(Stored dataset items)

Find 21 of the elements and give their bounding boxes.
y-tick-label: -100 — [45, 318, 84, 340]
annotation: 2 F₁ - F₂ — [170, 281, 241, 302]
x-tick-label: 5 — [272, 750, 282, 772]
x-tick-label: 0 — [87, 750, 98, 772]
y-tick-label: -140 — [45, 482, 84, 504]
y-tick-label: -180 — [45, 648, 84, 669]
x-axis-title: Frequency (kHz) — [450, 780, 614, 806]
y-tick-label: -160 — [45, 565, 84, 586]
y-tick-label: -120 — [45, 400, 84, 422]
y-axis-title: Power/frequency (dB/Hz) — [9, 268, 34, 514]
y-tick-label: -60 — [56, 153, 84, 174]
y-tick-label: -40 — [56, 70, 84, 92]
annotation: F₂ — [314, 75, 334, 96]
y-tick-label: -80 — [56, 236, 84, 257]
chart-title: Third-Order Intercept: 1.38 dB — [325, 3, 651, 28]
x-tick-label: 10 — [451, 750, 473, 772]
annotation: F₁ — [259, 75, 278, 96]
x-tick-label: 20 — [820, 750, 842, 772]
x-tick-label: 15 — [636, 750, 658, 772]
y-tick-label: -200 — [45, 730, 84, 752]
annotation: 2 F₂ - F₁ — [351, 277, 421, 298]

* **Exercise prompt**:
Extract each line of the records that contains the string "axis". Case counts.

* **Task output**:
x-axis-title: Frequency (kHz) — [450, 780, 614, 806]
y-axis-title: Power/frequency (dB/Hz) — [9, 268, 34, 514]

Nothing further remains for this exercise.